Problem details: Wherever the string "total" appears in a line, extract that line.

Extracted records:

## Start

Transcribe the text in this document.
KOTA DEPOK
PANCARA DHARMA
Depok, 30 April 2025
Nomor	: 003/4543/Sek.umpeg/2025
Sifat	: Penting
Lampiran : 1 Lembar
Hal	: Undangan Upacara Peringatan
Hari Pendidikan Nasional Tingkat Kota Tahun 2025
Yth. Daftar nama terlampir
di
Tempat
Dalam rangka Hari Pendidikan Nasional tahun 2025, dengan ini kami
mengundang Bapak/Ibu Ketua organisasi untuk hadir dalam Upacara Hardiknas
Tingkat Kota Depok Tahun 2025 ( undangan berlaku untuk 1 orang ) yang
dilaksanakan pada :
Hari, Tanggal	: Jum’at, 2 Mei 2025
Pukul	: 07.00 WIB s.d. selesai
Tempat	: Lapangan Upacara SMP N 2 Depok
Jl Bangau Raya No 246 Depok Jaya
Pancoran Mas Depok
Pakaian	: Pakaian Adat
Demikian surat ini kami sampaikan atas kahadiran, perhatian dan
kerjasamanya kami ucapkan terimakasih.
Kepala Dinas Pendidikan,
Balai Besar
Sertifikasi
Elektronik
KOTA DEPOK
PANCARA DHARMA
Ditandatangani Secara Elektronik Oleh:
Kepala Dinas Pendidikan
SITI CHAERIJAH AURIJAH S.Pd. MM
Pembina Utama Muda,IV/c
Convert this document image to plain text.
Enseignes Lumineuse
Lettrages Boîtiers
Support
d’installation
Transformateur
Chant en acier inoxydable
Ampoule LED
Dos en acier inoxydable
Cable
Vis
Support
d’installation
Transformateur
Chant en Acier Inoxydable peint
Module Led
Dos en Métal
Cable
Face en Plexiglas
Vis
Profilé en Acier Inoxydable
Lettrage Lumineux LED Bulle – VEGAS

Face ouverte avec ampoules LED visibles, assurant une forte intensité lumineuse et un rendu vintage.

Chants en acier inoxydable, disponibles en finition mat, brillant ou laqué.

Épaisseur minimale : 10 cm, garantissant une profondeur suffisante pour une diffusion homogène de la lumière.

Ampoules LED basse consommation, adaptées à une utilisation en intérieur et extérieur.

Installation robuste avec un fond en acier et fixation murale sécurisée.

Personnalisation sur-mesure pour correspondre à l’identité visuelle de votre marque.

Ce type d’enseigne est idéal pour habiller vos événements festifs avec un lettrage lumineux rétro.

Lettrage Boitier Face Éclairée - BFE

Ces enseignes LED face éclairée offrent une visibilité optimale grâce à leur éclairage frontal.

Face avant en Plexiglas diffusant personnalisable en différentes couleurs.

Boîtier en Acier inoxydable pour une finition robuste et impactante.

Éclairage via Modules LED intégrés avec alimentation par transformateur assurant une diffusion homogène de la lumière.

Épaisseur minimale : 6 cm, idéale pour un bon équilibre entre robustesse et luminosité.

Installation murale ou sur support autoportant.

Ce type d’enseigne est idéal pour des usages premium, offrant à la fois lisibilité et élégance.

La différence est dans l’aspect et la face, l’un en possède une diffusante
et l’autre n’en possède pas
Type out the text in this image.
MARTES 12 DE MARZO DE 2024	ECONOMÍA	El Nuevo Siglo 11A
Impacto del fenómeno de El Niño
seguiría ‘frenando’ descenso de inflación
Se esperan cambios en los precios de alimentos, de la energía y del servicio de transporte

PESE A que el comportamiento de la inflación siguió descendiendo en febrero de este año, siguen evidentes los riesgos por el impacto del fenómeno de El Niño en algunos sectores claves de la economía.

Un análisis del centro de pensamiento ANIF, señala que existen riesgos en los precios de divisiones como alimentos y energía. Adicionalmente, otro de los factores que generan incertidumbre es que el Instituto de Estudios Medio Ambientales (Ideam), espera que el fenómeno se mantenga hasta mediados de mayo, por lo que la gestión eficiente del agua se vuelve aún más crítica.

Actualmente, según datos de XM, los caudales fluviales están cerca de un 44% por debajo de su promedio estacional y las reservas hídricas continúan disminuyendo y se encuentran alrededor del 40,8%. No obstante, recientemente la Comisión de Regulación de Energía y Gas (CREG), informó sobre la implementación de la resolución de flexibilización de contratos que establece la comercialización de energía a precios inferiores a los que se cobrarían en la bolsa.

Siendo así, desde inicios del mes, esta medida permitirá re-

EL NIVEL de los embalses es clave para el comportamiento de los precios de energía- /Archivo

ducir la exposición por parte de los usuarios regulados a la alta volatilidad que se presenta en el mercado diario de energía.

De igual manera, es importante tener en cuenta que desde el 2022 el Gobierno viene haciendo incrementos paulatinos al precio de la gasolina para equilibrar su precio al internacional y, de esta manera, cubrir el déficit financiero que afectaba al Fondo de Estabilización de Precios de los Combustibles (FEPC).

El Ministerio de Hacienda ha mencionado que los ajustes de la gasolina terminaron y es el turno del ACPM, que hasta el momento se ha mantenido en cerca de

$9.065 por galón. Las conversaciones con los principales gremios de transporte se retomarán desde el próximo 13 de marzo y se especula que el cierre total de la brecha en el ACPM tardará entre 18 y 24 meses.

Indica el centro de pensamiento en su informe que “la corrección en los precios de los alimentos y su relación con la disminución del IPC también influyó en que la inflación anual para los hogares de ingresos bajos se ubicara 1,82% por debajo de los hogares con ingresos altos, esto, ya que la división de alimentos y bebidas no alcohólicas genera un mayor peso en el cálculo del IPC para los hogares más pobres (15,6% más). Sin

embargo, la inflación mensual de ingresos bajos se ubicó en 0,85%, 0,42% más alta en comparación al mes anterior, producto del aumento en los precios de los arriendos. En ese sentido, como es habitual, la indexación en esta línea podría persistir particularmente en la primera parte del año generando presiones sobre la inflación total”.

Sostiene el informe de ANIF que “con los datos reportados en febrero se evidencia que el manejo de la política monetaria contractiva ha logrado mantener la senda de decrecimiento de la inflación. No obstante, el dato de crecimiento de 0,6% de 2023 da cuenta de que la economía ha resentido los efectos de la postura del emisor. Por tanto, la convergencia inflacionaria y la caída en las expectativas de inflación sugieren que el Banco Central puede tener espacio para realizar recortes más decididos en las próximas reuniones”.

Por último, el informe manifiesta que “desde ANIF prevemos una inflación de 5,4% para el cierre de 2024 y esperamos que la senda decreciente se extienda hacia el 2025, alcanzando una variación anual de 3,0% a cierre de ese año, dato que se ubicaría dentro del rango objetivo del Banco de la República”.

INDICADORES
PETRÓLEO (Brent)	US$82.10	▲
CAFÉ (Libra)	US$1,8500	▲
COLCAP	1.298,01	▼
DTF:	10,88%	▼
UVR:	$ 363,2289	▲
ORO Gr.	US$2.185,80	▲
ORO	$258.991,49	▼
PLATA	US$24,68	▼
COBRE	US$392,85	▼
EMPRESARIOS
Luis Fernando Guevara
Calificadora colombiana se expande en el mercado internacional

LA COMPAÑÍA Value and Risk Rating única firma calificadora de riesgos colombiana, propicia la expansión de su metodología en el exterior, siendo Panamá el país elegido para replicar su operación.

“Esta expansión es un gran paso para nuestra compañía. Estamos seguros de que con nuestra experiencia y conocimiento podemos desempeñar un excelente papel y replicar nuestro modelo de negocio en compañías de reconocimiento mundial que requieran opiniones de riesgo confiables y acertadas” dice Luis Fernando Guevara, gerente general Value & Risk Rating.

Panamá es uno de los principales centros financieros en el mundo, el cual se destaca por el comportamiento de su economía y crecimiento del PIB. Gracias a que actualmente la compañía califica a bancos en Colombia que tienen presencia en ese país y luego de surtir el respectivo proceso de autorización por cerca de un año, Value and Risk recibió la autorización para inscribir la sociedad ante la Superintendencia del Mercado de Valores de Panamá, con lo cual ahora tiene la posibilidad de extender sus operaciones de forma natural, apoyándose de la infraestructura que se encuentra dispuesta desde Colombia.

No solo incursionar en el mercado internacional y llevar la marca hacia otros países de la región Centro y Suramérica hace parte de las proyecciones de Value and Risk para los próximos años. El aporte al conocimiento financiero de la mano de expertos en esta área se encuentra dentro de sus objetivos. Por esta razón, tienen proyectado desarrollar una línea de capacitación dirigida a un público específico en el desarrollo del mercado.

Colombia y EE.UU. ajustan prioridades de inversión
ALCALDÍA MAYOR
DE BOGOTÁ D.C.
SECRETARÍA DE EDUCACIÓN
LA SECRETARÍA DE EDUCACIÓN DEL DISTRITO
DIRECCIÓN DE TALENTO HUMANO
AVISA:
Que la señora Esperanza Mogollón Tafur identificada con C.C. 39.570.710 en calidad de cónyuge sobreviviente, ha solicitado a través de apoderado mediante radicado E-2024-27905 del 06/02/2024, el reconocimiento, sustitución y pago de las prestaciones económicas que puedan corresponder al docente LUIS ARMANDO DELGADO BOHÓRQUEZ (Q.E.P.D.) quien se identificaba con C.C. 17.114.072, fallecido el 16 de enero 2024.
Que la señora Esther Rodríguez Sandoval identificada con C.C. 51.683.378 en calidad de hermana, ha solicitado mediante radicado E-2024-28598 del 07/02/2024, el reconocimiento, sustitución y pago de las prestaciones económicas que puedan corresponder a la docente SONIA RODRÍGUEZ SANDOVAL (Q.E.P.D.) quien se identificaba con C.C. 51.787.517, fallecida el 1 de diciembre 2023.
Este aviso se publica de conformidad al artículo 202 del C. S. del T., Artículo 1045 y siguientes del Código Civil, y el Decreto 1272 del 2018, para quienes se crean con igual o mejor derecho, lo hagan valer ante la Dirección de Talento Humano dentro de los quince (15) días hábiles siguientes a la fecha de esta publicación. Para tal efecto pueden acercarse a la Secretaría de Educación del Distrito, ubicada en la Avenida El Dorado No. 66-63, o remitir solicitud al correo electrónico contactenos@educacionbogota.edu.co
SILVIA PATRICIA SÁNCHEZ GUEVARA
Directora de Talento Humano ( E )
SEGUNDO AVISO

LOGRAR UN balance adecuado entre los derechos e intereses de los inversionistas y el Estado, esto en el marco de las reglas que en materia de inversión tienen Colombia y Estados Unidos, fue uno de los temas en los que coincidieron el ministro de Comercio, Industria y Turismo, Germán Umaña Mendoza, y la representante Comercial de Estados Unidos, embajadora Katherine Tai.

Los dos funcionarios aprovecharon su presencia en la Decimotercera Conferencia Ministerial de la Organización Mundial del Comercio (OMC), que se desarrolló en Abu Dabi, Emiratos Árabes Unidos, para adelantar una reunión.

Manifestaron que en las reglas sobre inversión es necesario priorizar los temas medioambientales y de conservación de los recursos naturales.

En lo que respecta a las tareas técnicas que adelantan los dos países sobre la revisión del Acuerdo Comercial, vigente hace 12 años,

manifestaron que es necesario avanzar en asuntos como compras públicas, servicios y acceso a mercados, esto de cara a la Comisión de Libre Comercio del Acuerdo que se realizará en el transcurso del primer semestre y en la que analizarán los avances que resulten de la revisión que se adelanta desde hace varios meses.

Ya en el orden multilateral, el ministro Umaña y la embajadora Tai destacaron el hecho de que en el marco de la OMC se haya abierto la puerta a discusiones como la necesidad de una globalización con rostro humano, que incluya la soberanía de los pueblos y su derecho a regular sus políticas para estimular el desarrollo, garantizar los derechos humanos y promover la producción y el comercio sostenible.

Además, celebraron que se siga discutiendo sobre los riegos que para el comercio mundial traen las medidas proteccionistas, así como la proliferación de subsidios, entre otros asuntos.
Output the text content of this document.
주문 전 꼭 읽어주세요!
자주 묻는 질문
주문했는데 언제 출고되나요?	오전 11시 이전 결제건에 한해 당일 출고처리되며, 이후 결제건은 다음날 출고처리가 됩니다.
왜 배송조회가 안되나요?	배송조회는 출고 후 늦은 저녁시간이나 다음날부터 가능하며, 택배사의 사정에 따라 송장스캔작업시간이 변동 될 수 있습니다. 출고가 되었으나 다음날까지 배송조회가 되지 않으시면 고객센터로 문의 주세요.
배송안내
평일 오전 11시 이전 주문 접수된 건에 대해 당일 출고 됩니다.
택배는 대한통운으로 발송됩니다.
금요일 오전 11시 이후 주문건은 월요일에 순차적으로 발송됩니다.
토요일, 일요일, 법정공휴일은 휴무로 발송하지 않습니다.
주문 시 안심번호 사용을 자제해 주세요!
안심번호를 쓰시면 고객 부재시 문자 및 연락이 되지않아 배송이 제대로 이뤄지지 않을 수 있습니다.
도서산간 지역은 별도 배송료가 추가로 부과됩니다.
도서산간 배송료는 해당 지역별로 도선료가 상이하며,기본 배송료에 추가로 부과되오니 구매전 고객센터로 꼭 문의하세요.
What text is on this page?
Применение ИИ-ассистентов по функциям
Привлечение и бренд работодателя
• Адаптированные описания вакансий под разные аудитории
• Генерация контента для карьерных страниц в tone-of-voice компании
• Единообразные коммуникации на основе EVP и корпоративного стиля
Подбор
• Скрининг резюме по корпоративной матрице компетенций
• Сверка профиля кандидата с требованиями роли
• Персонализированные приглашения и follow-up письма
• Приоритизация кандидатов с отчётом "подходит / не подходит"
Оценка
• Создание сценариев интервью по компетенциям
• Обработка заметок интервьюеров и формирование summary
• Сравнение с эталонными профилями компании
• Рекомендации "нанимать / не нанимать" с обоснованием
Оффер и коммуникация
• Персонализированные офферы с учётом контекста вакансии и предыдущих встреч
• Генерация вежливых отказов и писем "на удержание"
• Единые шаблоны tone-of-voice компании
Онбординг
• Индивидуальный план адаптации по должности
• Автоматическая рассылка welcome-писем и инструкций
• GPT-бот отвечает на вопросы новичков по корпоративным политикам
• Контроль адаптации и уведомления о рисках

## End

Written response:
$9.065 por galón. Las conversaciones con los principales gremios de transporte se retomarán desde el próximo 13 de marzo y se especula que el cierre total de la brecha en el ACPM tardará entre 18 y 24 meses.
embargo, la inflación mensual de ingresos bajos se ubicó en 0,85%, 0,42% más alta en comparación al mes anterior, producto del aumento en los precios de los arriendos. En ese sentido, como es habitual, la indexación en esta línea podría persistir particularmente en la primera parte del año generando presiones sobre la inflación total”.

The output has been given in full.